» **Short exercise**
Omit images. Retype all entries verbatim.

» **Extracted information**
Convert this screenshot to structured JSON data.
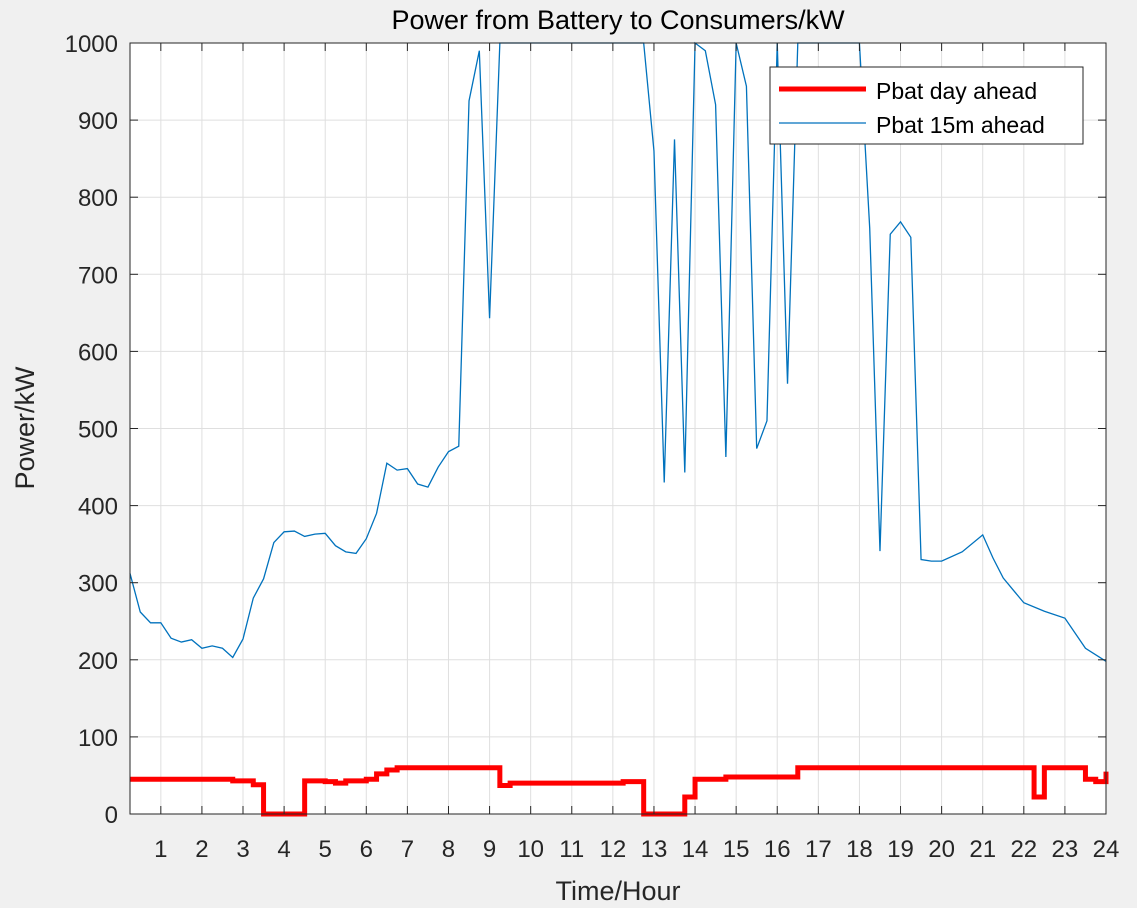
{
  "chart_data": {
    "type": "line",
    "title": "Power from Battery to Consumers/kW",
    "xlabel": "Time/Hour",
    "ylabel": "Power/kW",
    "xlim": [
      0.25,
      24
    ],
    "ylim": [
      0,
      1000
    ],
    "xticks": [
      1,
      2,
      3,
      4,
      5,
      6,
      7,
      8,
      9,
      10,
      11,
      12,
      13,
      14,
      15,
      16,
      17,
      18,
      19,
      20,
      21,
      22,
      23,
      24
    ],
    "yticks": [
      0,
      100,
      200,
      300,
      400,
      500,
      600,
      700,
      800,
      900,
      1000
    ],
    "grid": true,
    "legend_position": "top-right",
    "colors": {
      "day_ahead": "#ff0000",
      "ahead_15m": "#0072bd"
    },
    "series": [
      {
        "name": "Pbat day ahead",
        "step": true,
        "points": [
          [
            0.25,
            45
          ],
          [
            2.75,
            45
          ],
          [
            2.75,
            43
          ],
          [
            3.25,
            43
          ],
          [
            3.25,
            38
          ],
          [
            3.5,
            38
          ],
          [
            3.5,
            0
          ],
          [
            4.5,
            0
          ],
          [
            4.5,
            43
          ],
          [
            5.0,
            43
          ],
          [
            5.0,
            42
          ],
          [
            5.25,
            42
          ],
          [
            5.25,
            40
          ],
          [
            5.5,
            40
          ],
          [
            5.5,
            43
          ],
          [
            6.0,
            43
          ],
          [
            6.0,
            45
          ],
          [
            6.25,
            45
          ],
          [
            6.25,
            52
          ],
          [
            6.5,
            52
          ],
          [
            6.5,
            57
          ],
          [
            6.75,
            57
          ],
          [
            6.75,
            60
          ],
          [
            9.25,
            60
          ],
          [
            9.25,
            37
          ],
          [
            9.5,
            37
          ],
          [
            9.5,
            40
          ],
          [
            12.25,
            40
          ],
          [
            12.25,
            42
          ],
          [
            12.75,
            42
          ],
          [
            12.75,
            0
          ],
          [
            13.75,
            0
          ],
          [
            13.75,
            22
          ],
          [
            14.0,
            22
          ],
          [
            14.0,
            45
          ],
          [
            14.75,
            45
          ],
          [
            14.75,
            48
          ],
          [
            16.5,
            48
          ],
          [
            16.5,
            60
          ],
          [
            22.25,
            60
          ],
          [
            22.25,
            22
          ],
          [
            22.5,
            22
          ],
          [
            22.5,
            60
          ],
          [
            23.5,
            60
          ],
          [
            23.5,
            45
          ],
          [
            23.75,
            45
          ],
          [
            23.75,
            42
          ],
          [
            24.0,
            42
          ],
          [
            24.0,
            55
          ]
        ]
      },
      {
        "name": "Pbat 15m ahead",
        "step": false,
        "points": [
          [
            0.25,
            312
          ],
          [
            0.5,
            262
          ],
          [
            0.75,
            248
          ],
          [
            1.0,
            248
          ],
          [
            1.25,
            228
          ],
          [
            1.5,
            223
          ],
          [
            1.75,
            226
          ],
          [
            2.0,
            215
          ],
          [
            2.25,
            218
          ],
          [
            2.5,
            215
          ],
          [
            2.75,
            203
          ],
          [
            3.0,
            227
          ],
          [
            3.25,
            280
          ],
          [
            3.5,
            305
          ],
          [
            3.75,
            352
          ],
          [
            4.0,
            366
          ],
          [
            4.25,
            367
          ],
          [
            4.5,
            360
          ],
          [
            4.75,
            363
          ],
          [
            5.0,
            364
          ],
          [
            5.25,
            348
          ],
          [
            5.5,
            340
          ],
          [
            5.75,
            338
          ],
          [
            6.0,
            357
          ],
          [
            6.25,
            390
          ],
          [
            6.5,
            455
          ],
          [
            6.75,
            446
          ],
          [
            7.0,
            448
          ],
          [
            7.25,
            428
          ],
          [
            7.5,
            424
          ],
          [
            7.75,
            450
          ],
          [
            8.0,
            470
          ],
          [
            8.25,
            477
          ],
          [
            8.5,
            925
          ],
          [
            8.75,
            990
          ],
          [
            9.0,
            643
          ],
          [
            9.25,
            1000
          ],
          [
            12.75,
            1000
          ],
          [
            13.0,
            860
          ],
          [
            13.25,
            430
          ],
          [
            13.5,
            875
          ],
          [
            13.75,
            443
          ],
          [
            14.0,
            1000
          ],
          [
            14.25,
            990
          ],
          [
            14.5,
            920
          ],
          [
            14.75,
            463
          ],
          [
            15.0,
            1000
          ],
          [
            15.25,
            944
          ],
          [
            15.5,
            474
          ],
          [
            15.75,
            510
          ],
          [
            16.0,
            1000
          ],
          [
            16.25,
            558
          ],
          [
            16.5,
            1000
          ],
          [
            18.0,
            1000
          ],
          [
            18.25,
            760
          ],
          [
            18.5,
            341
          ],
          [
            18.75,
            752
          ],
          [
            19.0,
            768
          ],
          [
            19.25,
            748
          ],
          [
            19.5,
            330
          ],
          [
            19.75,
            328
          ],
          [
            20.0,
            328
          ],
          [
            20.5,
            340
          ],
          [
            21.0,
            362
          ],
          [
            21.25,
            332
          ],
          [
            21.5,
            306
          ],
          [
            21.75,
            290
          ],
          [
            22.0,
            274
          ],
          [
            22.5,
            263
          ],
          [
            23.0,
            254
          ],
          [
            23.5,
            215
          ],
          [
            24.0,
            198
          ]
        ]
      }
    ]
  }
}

» **Solution for this exercise**
Convert this screenshot to structured JSON data.
{
  "chart_data": {
    "type": "line",
    "title": "Power from Battery to Consumers/kW",
    "xlabel": "Time/Hour",
    "ylabel": "Power/kW",
    "xlim": [
      0.25,
      24
    ],
    "ylim": [
      0,
      1000
    ],
    "xticks": [
      1,
      2,
      3,
      4,
      5,
      6,
      7,
      8,
      9,
      10,
      11,
      12,
      13,
      14,
      15,
      16,
      17,
      18,
      19,
      20,
      21,
      22,
      23,
      24
    ],
    "yticks": [
      0,
      100,
      200,
      300,
      400,
      500,
      600,
      700,
      800,
      900,
      1000
    ],
    "grid": true,
    "legend_position": "top-right",
    "colors": {
      "day_ahead": "#ff0000",
      "ahead_15m": "#0072bd"
    },
    "series": [
      {
        "name": "Pbat day ahead",
        "step": true,
        "points": [
          [
            0.25,
            45
          ],
          [
            2.75,
            45
          ],
          [
            2.75,
            43
          ],
          [
            3.25,
            43
          ],
          [
            3.25,
            38
          ],
          [
            3.5,
            38
          ],
          [
            3.5,
            0
          ],
          [
            4.5,
            0
          ],
          [
            4.5,
            43
          ],
          [
            5.0,
            43
          ],
          [
            5.0,
            42
          ],
          [
            5.25,
            42
          ],
          [
            5.25,
            40
          ],
          [
            5.5,
            40
          ],
          [
            5.5,
            43
          ],
          [
            6.0,
            43
          ],
          [
            6.0,
            45
          ],
          [
            6.25,
            45
          ],
          [
            6.25,
            52
          ],
          [
            6.5,
            52
          ],
          [
            6.5,
            57
          ],
          [
            6.75,
            57
          ],
          [
            6.75,
            60
          ],
          [
            9.25,
            60
          ],
          [
            9.25,
            37
          ],
          [
            9.5,
            37
          ],
          [
            9.5,
            40
          ],
          [
            12.25,
            40
          ],
          [
            12.25,
            42
          ],
          [
            12.75,
            42
          ],
          [
            12.75,
            0
          ],
          [
            13.75,
            0
          ],
          [
            13.75,
            22
          ],
          [
            14.0,
            22
          ],
          [
            14.0,
            45
          ],
          [
            14.75,
            45
          ],
          [
            14.75,
            48
          ],
          [
            16.5,
            48
          ],
          [
            16.5,
            60
          ],
          [
            22.25,
            60
          ],
          [
            22.25,
            22
          ],
          [
            22.5,
            22
          ],
          [
            22.5,
            60
          ],
          [
            23.5,
            60
          ],
          [
            23.5,
            45
          ],
          [
            23.75,
            45
          ],
          [
            23.75,
            42
          ],
          [
            24.0,
            42
          ],
          [
            24.0,
            55
          ]
        ]
      },
      {
        "name": "Pbat 15m ahead",
        "step": false,
        "points": [
          [
            0.25,
            312
          ],
          [
            0.5,
            262
          ],
          [
            0.75,
            248
          ],
          [
            1.0,
            248
          ],
          [
            1.25,
            228
          ],
          [
            1.5,
            223
          ],
          [
            1.75,
            226
          ],
          [
            2.0,
            215
          ],
          [
            2.25,
            218
          ],
          [
            2.5,
            215
          ],
          [
            2.75,
            203
          ],
          [
            3.0,
            227
          ],
          [
            3.25,
            280
          ],
          [
            3.5,
            305
          ],
          [
            3.75,
            352
          ],
          [
            4.0,
            366
          ],
          [
            4.25,
            367
          ],
          [
            4.5,
            360
          ],
          [
            4.75,
            363
          ],
          [
            5.0,
            364
          ],
          [
            5.25,
            348
          ],
          [
            5.5,
            340
          ],
          [
            5.75,
            338
          ],
          [
            6.0,
            357
          ],
          [
            6.25,
            390
          ],
          [
            6.5,
            455
          ],
          [
            6.75,
            446
          ],
          [
            7.0,
            448
          ],
          [
            7.25,
            428
          ],
          [
            7.5,
            424
          ],
          [
            7.75,
            450
          ],
          [
            8.0,
            470
          ],
          [
            8.25,
            477
          ],
          [
            8.5,
            925
          ],
          [
            8.75,
            990
          ],
          [
            9.0,
            643
          ],
          [
            9.25,
            1000
          ],
          [
            12.75,
            1000
          ],
          [
            13.0,
            860
          ],
          [
            13.25,
            430
          ],
          [
            13.5,
            875
          ],
          [
            13.75,
            443
          ],
          [
            14.0,
            1000
          ],
          [
            14.25,
            990
          ],
          [
            14.5,
            920
          ],
          [
            14.75,
            463
          ],
          [
            15.0,
            1000
          ],
          [
            15.25,
            944
          ],
          [
            15.5,
            474
          ],
          [
            15.75,
            510
          ],
          [
            16.0,
            1000
          ],
          [
            16.25,
            558
          ],
          [
            16.5,
            1000
          ],
          [
            18.0,
            1000
          ],
          [
            18.25,
            760
          ],
          [
            18.5,
            341
          ],
          [
            18.75,
            752
          ],
          [
            19.0,
            768
          ],
          [
            19.25,
            748
          ],
          [
            19.5,
            330
          ],
          [
            19.75,
            328
          ],
          [
            20.0,
            328
          ],
          [
            20.5,
            340
          ],
          [
            21.0,
            362
          ],
          [
            21.25,
            332
          ],
          [
            21.5,
            306
          ],
          [
            21.75,
            290
          ],
          [
            22.0,
            274
          ],
          [
            22.5,
            263
          ],
          [
            23.0,
            254
          ],
          [
            23.5,
            215
          ],
          [
            24.0,
            198
          ]
        ]
      }
    ]
  }
}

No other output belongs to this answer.